## STATED EXERCISE:
Where a line holds the word "ασθενείς", copy that line.

## Lines of data:
++++++++++

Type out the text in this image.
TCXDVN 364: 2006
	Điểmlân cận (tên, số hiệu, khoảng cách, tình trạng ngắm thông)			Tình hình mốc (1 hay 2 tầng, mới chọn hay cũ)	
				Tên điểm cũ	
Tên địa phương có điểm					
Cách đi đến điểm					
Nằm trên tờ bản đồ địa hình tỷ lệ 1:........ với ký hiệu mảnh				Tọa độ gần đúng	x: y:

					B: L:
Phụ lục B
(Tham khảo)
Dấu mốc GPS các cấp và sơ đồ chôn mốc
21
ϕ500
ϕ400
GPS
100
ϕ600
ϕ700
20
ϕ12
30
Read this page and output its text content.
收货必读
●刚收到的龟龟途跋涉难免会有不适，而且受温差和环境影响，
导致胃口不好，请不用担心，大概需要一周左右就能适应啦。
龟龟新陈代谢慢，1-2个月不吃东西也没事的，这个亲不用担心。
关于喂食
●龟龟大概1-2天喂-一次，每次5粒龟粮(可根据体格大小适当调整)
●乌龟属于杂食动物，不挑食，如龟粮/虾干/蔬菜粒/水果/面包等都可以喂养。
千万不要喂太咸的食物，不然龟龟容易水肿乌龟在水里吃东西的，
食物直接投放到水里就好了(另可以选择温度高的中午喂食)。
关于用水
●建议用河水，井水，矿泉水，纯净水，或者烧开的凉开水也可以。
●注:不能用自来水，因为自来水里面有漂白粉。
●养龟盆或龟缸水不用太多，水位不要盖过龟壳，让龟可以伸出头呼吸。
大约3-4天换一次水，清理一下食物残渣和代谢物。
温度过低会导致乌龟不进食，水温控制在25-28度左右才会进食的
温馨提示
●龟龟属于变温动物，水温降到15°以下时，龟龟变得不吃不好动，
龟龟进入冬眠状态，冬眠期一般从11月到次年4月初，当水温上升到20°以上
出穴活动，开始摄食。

++++++++++

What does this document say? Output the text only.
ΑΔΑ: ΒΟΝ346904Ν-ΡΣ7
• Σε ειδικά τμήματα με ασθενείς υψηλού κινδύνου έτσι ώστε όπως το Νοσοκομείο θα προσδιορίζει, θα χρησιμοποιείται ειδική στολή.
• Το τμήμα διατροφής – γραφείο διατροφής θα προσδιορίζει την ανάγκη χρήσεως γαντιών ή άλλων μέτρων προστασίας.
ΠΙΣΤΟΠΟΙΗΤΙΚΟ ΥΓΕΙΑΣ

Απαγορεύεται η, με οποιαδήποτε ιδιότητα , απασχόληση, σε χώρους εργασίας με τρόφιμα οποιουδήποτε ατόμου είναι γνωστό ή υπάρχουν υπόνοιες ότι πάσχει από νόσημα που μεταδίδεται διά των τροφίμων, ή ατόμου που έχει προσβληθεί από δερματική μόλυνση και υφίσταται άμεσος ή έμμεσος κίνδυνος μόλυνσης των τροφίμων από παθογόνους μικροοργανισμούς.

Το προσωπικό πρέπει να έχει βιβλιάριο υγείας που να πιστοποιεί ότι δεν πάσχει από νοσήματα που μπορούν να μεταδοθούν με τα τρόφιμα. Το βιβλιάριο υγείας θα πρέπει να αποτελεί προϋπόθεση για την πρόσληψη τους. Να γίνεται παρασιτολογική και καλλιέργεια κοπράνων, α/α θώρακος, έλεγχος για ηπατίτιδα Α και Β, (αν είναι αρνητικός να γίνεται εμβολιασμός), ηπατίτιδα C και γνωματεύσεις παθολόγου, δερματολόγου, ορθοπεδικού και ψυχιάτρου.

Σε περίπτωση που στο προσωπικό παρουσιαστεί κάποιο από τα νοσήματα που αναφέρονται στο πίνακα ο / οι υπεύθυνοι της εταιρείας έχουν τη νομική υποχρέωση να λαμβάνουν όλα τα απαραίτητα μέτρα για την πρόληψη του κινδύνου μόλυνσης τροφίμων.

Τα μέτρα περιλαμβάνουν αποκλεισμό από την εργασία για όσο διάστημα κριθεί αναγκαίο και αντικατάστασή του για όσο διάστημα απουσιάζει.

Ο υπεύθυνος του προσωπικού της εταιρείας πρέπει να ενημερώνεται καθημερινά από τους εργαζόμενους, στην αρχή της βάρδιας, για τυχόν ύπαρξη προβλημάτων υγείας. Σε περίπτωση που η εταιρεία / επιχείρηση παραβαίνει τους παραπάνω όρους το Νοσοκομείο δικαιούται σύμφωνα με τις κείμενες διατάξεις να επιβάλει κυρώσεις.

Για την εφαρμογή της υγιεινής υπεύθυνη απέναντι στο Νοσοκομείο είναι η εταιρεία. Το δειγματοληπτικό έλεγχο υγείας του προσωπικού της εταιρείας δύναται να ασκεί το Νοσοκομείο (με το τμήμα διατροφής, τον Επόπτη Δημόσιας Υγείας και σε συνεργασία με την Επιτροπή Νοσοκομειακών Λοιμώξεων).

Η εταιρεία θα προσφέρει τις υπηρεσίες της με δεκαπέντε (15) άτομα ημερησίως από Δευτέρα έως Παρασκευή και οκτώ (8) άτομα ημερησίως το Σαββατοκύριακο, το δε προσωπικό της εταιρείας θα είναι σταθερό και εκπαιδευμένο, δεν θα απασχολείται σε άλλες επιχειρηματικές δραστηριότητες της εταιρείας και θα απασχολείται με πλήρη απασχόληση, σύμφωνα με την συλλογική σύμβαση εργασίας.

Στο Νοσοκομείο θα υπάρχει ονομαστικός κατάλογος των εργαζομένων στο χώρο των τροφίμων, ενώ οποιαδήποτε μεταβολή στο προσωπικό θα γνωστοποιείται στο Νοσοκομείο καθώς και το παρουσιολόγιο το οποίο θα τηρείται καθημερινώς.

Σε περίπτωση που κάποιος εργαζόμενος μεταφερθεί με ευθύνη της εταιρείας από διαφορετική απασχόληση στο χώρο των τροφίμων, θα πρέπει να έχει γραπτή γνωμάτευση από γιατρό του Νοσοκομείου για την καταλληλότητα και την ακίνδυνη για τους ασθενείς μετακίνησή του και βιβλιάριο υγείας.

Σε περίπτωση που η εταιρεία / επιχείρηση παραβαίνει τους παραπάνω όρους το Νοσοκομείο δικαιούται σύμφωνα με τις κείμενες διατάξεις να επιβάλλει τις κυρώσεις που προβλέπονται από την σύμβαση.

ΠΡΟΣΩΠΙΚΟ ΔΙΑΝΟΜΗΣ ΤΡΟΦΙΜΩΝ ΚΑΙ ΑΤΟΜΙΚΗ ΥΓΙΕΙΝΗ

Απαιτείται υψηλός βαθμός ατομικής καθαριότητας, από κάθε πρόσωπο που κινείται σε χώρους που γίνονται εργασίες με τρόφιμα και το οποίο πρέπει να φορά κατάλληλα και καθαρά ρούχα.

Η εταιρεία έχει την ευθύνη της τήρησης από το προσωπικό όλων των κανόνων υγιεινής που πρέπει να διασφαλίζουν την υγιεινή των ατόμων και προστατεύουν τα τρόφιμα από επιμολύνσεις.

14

++++++++++

## WRITTEN SOLUTION:
• Σε ειδικά τμήματα με ασθενείς υψηλού κινδύνου έτσι ώστε όπως το Νοσοκομείο θα προσδιορίζει, θα χρησιμοποιείται ειδική στολή.
Σε περίπτωση που κάποιος εργαζόμενος μεταφερθεί με ευθύνη της εταιρείας από διαφορετική απασχόληση στο χώρο των τροφίμων, θα πρέπει να έχει γραπτή γνωμάτευση από γιατρό του Νοσοκομείου για την καταλληλότητα και την ακίνδυνη για τους ασθενείς μετακίνησή του και βιβλιάριο υγείας.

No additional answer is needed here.